*Dataset entries*
|---|

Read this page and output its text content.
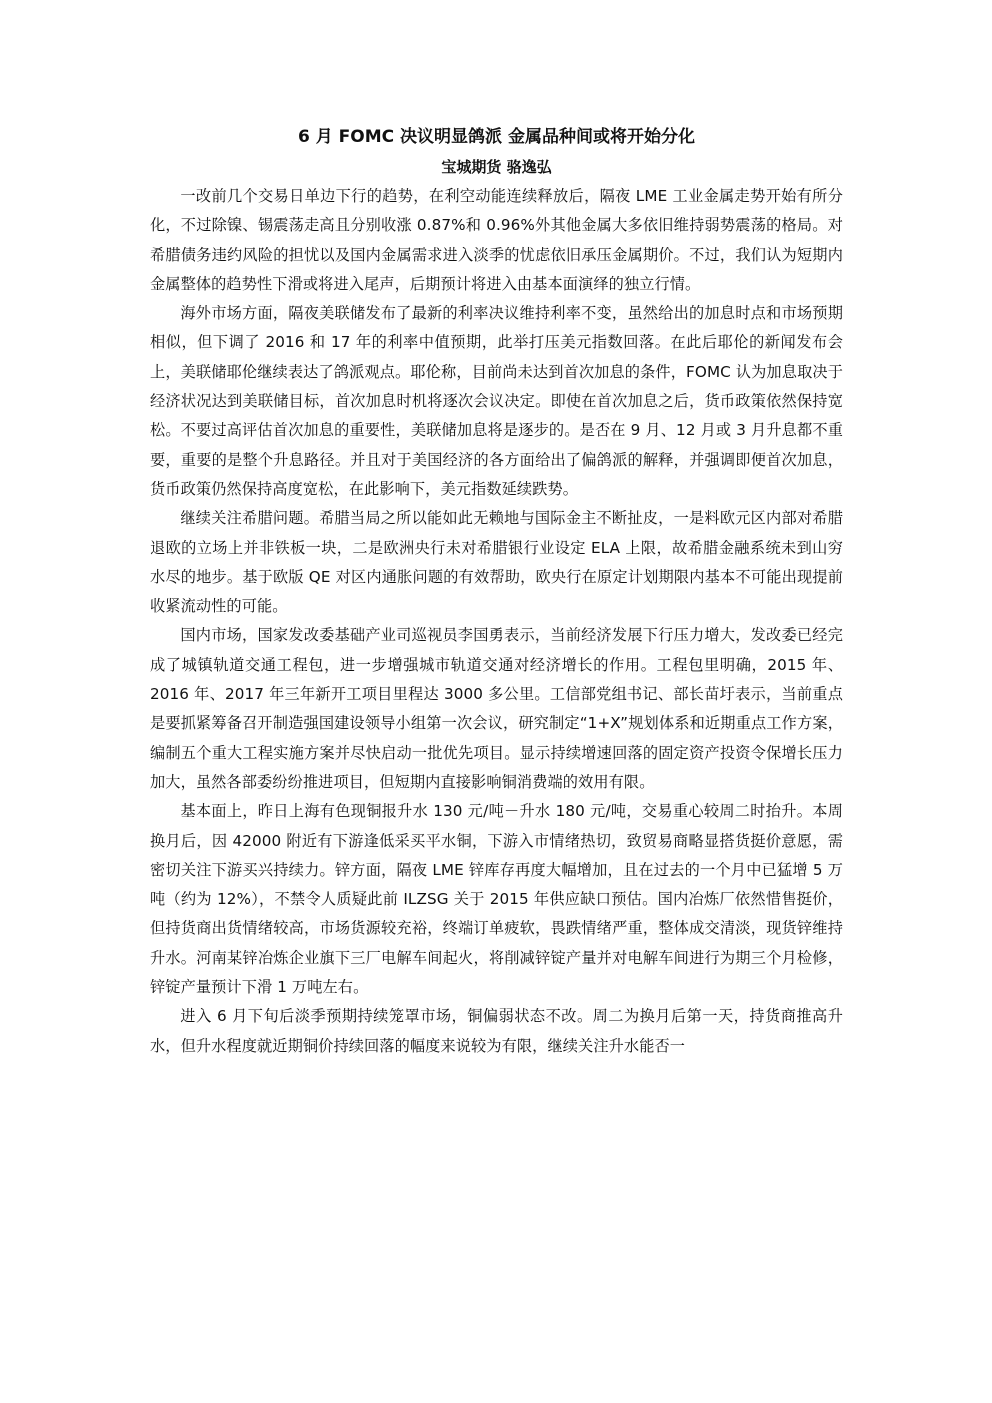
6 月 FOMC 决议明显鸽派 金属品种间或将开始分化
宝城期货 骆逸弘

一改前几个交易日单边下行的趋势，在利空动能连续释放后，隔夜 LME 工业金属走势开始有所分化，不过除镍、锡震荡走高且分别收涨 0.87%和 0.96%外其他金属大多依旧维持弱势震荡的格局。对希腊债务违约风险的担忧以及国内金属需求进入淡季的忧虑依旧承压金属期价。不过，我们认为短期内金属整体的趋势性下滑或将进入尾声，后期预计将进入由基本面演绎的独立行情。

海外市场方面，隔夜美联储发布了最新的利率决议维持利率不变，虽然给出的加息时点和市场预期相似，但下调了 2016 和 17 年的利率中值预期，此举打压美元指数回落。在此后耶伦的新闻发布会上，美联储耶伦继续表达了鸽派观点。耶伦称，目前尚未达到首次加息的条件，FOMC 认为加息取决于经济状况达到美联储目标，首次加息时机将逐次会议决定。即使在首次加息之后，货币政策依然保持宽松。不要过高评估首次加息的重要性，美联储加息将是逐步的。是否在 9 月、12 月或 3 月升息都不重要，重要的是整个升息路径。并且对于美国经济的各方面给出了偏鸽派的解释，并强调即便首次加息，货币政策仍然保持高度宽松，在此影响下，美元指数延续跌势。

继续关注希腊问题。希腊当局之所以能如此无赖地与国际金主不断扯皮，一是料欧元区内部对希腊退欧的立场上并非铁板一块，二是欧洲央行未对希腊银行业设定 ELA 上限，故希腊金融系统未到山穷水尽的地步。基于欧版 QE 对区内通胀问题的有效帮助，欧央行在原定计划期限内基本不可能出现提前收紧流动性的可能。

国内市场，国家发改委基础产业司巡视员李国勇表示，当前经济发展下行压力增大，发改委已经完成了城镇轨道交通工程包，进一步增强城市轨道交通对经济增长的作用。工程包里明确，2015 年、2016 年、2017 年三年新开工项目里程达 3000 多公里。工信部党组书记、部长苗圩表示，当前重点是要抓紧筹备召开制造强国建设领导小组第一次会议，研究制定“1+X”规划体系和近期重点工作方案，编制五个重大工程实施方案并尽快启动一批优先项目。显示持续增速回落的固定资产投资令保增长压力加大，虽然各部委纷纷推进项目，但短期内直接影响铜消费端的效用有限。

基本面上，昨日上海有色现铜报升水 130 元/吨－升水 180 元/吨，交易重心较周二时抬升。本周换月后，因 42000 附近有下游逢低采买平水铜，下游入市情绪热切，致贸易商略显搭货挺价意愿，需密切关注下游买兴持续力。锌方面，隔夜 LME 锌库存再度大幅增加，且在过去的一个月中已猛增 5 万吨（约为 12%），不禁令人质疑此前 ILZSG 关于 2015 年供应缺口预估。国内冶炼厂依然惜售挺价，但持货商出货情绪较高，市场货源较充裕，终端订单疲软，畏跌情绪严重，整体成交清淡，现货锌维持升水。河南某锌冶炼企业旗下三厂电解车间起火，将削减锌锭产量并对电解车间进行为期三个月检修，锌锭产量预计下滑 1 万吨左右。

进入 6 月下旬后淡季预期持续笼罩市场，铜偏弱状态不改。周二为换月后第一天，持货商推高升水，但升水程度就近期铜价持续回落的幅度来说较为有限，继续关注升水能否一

|---|

*Set task*
Extract every line containing the string "FOMC" from the data above.

*Output below*
6 月 FOMC 决议明显鸽派 金属品种间或将开始分化
海外市场方面，隔夜美联储发布了最新的利率决议维持利率不变，虽然给出的加息时点和市场预期相似，但下调了 2016 和 17 年的利率中值预期，此举打压美元指数回落。在此后耶伦的新闻发布会上，美联储耶伦继续表达了鸽派观点。耶伦称，目前尚未达到首次加息的条件，FOMC 认为加息取决于经济状况达到美联储目标，首次加息时机将逐次会议决定。即使在首次加息之后，货币政策依然保持宽松。不要过高评估首次加息的重要性，美联储加息将是逐步的。是否在 9 月、12 月或 3 月升息都不重要，重要的是整个升息路径。并且对于美国经济的各方面给出了偏鸽派的解释，并强调即便首次加息，货币政策仍然保持高度宽松，在此影响下，美元指数延续跌势。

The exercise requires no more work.